● RECORD EXTRACTS:
▼

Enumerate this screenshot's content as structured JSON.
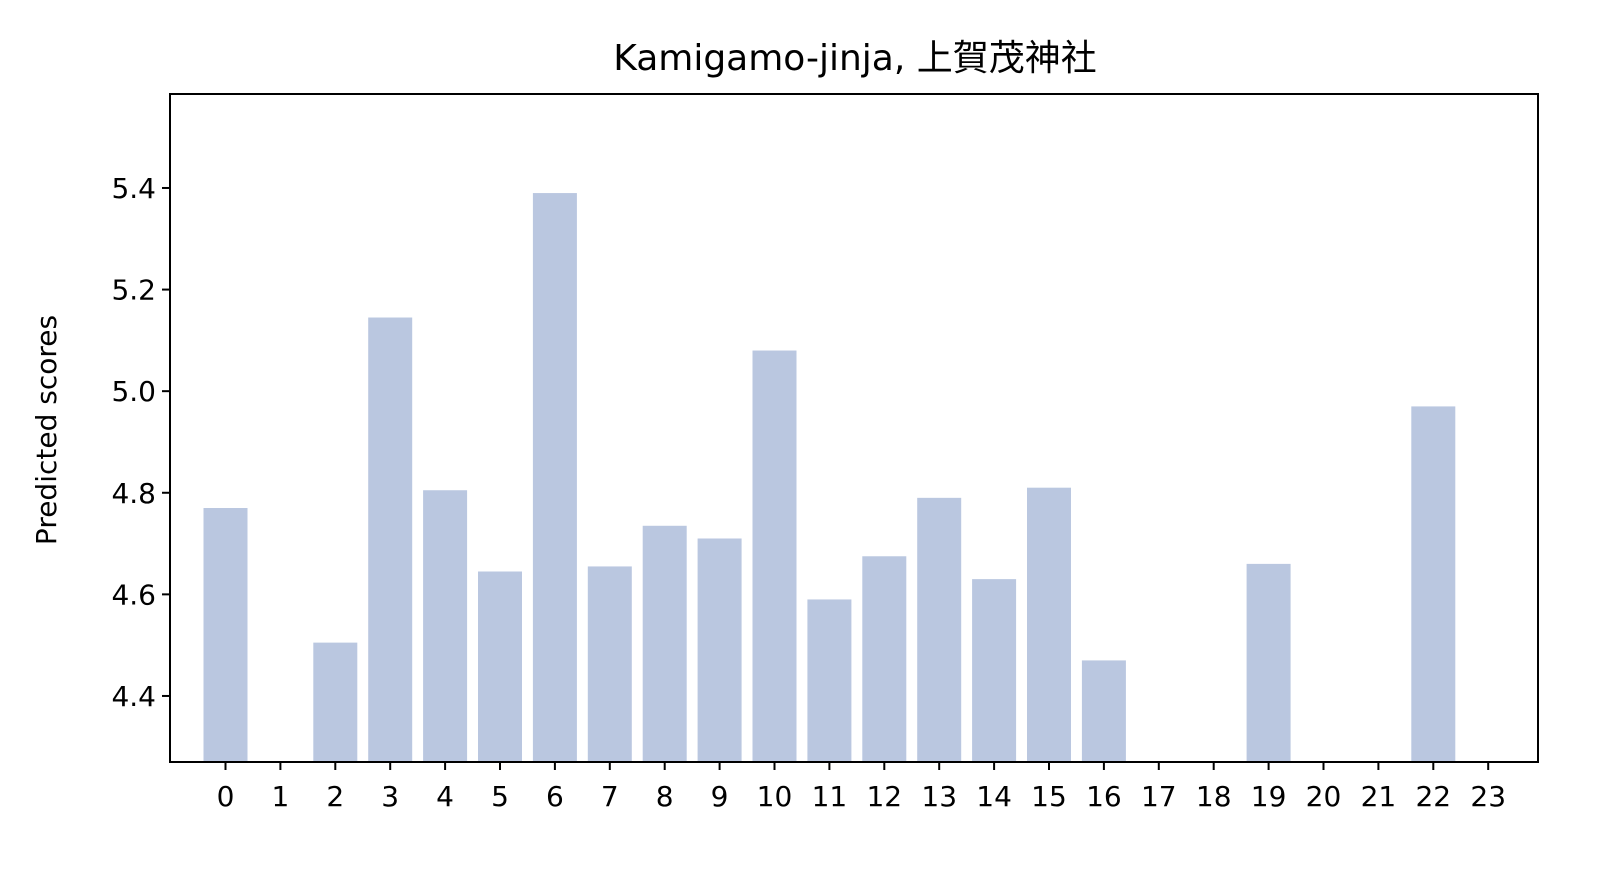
{
  "chart_data": {
    "type": "bar",
    "title": "Kamigamo-jinja, 上賀茂神社",
    "xlabel": "",
    "ylabel": "Predicted scores",
    "categories": [
      "0",
      "1",
      "2",
      "3",
      "4",
      "5",
      "6",
      "7",
      "8",
      "9",
      "10",
      "11",
      "12",
      "13",
      "14",
      "15",
      "16",
      "17",
      "18",
      "19",
      "20",
      "21",
      "22",
      "23"
    ],
    "values": [
      4.77,
      null,
      4.505,
      5.145,
      4.805,
      4.645,
      5.39,
      4.655,
      4.735,
      4.71,
      5.08,
      4.59,
      4.675,
      4.79,
      4.63,
      4.81,
      4.47,
      null,
      null,
      4.66,
      null,
      null,
      4.97,
      null
    ],
    "ylim": [
      4.27,
      5.585
    ],
    "yticks": [
      "4.4",
      "4.6",
      "4.8",
      "5.0",
      "5.2",
      "5.4"
    ],
    "grid": false,
    "colors": {
      "bar": "#bac7e0",
      "axis": "#000000"
    }
  }
}
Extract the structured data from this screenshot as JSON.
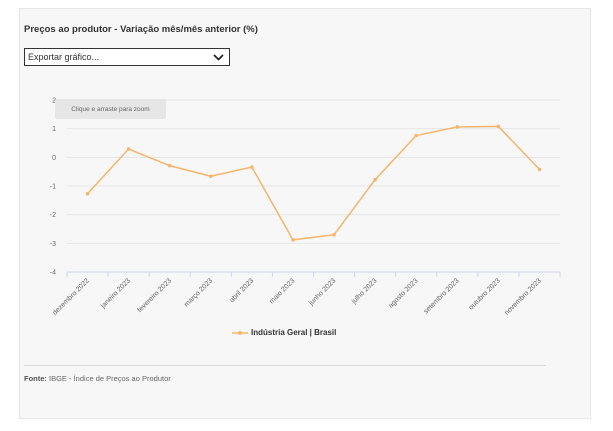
{
  "title": "Preços ao produtor - Variação mês/mês anterior (%)",
  "export_select": {
    "value": "Exportar gráfico..."
  },
  "zoom_button": "Clique e arraste para zoom",
  "source": {
    "label": "Fonte:",
    "text": "IBGE - Índice de Preços ao Produtor"
  },
  "colors": {
    "series": "#f5b56a",
    "grid": "#e6e6e6",
    "axis": "#ccd6eb"
  },
  "chart_data": {
    "type": "line",
    "title": "Preços ao produtor - Variação mês/mês anterior (%)",
    "categories": [
      "dezembro 2022",
      "janeiro 2023",
      "fevereiro 2023",
      "março 2023",
      "abril 2023",
      "maio 2023",
      "junho 2023",
      "julho 2023",
      "agosto 2023",
      "setembro 2023",
      "outubro 2023",
      "novembro 2023"
    ],
    "series": [
      {
        "name": "Indústria Geral | Brasil",
        "values": [
          -1.27,
          0.29,
          -0.29,
          -0.66,
          -0.34,
          -2.88,
          -2.7,
          -0.78,
          0.76,
          1.06,
          1.08,
          -0.42
        ]
      }
    ],
    "ylim": [
      -4,
      2
    ],
    "yticks": [
      "2",
      "1",
      "0",
      "-1",
      "-2",
      "-3",
      "-4"
    ],
    "grid": true,
    "legend_position": "bottom-center",
    "xlabel": "",
    "ylabel": ""
  }
}
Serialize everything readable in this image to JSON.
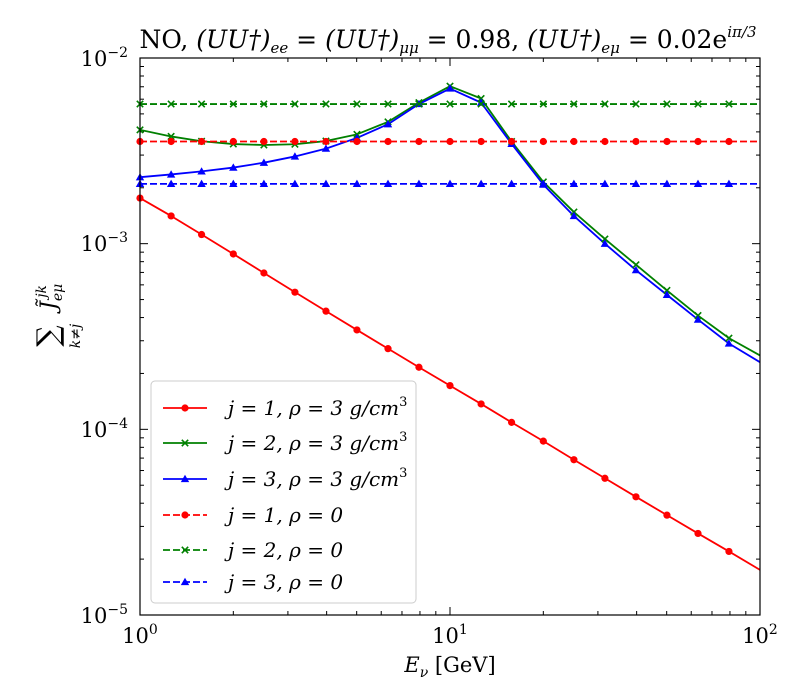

▲

● EXERCISE TASK: Scan the material above for the string "structured" and return the lines that hold it.

● TASK RESPONSE:
Enumerate this screenshot's content as structured JSON.
Extract the structured data from this screenshot as JSON.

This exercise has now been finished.